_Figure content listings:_
================================

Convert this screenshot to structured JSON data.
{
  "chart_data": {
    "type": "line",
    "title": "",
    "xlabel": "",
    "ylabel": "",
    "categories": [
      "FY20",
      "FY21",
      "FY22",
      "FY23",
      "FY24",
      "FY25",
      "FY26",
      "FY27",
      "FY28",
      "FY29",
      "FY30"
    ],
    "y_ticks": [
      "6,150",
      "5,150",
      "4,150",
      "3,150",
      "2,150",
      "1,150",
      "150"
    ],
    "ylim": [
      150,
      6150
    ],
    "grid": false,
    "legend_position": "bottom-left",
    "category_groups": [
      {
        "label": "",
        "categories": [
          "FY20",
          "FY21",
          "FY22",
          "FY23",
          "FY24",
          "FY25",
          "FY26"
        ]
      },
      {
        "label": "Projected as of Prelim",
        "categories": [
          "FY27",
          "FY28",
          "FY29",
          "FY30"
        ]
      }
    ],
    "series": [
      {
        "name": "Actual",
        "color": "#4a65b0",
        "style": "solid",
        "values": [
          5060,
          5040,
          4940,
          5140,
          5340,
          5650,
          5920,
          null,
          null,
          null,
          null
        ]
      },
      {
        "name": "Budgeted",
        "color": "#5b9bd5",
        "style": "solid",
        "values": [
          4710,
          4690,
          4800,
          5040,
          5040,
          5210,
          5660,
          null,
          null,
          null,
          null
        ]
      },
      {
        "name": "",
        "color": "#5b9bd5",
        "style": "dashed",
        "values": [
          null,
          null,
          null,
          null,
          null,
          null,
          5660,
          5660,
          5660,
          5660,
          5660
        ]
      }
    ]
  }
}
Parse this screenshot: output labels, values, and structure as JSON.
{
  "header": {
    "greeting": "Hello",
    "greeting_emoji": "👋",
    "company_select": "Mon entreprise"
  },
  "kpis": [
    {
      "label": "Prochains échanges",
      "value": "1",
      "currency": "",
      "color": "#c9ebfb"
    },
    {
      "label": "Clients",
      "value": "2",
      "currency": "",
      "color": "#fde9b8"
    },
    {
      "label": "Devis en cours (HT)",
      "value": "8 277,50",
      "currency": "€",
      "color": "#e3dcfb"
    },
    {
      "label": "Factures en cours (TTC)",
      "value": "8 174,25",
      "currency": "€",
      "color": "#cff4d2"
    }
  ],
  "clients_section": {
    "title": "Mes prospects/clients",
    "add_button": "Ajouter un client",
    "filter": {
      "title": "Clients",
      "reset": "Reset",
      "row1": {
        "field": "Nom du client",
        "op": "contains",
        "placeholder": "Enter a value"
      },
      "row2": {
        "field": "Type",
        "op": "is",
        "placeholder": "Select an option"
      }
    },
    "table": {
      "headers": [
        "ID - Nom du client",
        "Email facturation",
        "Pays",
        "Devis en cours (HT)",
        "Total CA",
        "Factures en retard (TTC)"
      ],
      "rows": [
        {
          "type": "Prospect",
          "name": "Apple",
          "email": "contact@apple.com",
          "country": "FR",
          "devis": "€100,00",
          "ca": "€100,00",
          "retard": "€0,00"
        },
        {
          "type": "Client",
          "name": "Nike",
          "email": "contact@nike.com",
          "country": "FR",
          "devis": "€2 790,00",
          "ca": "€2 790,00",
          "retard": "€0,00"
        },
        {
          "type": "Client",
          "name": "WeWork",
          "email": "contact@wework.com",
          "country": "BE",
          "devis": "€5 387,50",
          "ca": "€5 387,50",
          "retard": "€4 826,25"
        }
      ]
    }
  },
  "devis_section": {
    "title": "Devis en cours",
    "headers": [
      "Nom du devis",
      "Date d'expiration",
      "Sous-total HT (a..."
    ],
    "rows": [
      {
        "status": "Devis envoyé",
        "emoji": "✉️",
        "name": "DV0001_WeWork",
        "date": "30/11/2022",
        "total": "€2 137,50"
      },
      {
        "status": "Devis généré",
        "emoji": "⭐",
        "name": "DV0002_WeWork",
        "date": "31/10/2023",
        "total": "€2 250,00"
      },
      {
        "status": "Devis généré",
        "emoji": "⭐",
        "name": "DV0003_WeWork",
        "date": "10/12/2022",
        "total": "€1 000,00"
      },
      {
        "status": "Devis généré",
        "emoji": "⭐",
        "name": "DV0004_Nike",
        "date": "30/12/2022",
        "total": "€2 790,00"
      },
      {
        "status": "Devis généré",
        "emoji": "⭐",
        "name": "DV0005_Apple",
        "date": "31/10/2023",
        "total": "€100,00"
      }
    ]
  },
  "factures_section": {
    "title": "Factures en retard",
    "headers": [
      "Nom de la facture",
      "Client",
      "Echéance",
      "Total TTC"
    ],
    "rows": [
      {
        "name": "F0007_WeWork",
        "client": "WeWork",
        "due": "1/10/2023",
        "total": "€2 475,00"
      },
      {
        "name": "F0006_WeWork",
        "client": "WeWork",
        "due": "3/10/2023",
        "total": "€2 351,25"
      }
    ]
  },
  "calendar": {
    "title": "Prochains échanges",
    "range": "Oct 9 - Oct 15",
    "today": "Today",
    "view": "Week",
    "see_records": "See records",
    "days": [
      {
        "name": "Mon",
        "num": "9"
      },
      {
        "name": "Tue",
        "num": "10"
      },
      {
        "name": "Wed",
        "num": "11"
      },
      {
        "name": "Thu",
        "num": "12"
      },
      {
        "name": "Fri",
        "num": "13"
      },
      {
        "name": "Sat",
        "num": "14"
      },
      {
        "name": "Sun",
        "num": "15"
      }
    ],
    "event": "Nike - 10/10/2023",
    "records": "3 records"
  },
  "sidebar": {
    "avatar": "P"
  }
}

================================

_JOB:_
Return all of the entries exactly as written.

_TASK OUTPUT:_
Convert this screenshot to structured JSON data.
{
  "chart_data": {
    "type": "line",
    "title": "",
    "xlabel": "",
    "ylabel": "",
    "categories": [
      "FY20",
      "FY21",
      "FY22",
      "FY23",
      "FY24",
      "FY25",
      "FY26",
      "FY27",
      "FY28",
      "FY29",
      "FY30"
    ],
    "y_ticks": [
      "6,150",
      "5,150",
      "4,150",
      "3,150",
      "2,150",
      "1,150",
      "150"
    ],
    "ylim": [
      150,
      6150
    ],
    "grid": false,
    "legend_position": "bottom-left",
    "category_groups": [
      {
        "label": "",
        "categories": [
          "FY20",
          "FY21",
          "FY22",
          "FY23",
          "FY24",
          "FY25",
          "FY26"
        ]
      },
      {
        "label": "Projected as of Prelim",
        "categories": [
          "FY27",
          "FY28",
          "FY29",
          "FY30"
        ]
      }
    ],
    "series": [
      {
        "name": "Actual",
        "color": "#4a65b0",
        "style": "solid",
        "values": [
          5060,
          5040,
          4940,
          5140,
          5340,
          5650,
          5920,
          null,
          null,
          null,
          null
        ]
      },
      {
        "name": "Budgeted",
        "color": "#5b9bd5",
        "style": "solid",
        "values": [
          4710,
          4690,
          4800,
          5040,
          5040,
          5210,
          5660,
          null,
          null,
          null,
          null
        ]
      },
      {
        "name": "",
        "color": "#5b9bd5",
        "style": "dashed",
        "values": [
          null,
          null,
          null,
          null,
          null,
          null,
          5660,
          5660,
          5660,
          5660,
          5660
        ]
      }
    ]
  }
}
Parse this screenshot: output labels, values, and structure as JSON.
{
  "header": {
    "greeting": "Hello",
    "greeting_emoji": "👋",
    "company_select": "Mon entreprise"
  },
  "kpis": [
    {
      "label": "Prochains échanges",
      "value": "1",
      "currency": "",
      "color": "#c9ebfb"
    },
    {
      "label": "Clients",
      "value": "2",
      "currency": "",
      "color": "#fde9b8"
    },
    {
      "label": "Devis en cours (HT)",
      "value": "8 277,50",
      "currency": "€",
      "color": "#e3dcfb"
    },
    {
      "label": "Factures en cours (TTC)",
      "value": "8 174,25",
      "currency": "€",
      "color": "#cff4d2"
    }
  ],
  "clients_section": {
    "title": "Mes prospects/clients",
    "add_button": "Ajouter un client",
    "filter": {
      "title": "Clients",
      "reset": "Reset",
      "row1": {
        "field": "Nom du client",
        "op": "contains",
        "placeholder": "Enter a value"
      },
      "row2": {
        "field": "Type",
        "op": "is",
        "placeholder": "Select an option"
      }
    },
    "table": {
      "headers": [
        "ID - Nom du client",
        "Email facturation",
        "Pays",
        "Devis en cours (HT)",
        "Total CA",
        "Factures en retard (TTC)"
      ],
      "rows": [
        {
          "type": "Prospect",
          "name": "Apple",
          "email": "contact@apple.com",
          "country": "FR",
          "devis": "€100,00",
          "ca": "€100,00",
          "retard": "€0,00"
        },
        {
          "type": "Client",
          "name": "Nike",
          "email": "contact@nike.com",
          "country": "FR",
          "devis": "€2 790,00",
          "ca": "€2 790,00",
          "retard": "€0,00"
        },
        {
          "type": "Client",
          "name": "WeWork",
          "email": "contact@wework.com",
          "country": "BE",
          "devis": "€5 387,50",
          "ca": "€5 387,50",
          "retard": "€4 826,25"
        }
      ]
    }
  },
  "devis_section": {
    "title": "Devis en cours",
    "headers": [
      "Nom du devis",
      "Date d'expiration",
      "Sous-total HT (a..."
    ],
    "rows": [
      {
        "status": "Devis envoyé",
        "emoji": "✉️",
        "name": "DV0001_WeWork",
        "date": "30/11/2022",
        "total": "€2 137,50"
      },
      {
        "status": "Devis généré",
        "emoji": "⭐",
        "name": "DV0002_WeWork",
        "date": "31/10/2023",
        "total": "€2 250,00"
      },
      {
        "status": "Devis généré",
        "emoji": "⭐",
        "name": "DV0003_WeWork",
        "date": "10/12/2022",
        "total": "€1 000,00"
      },
      {
        "status": "Devis généré",
        "emoji": "⭐",
        "name": "DV0004_Nike",
        "date": "30/12/2022",
        "total": "€2 790,00"
      },
      {
        "status": "Devis généré",
        "emoji": "⭐",
        "name": "DV0005_Apple",
        "date": "31/10/2023",
        "total": "€100,00"
      }
    ]
  },
  "factures_section": {
    "title": "Factures en retard",
    "headers": [
      "Nom de la facture",
      "Client",
      "Echéance",
      "Total TTC"
    ],
    "rows": [
      {
        "name": "F0007_WeWork",
        "client": "WeWork",
        "due": "1/10/2023",
        "total": "€2 475,00"
      },
      {
        "name": "F0006_WeWork",
        "client": "WeWork",
        "due": "3/10/2023",
        "total": "€2 351,25"
      }
    ]
  },
  "calendar": {
    "title": "Prochains échanges",
    "range": "Oct 9 - Oct 15",
    "today": "Today",
    "view": "Week",
    "see_records": "See records",
    "days": [
      {
        "name": "Mon",
        "num": "9"
      },
      {
        "name": "Tue",
        "num": "10"
      },
      {
        "name": "Wed",
        "num": "11"
      },
      {
        "name": "Thu",
        "num": "12"
      },
      {
        "name": "Fri",
        "num": "13"
      },
      {
        "name": "Sat",
        "num": "14"
      },
      {
        "name": "Sun",
        "num": "15"
      }
    ],
    "event": "Nike - 10/10/2023",
    "records": "3 records"
  },
  "sidebar": {
    "avatar": "P"
  }
}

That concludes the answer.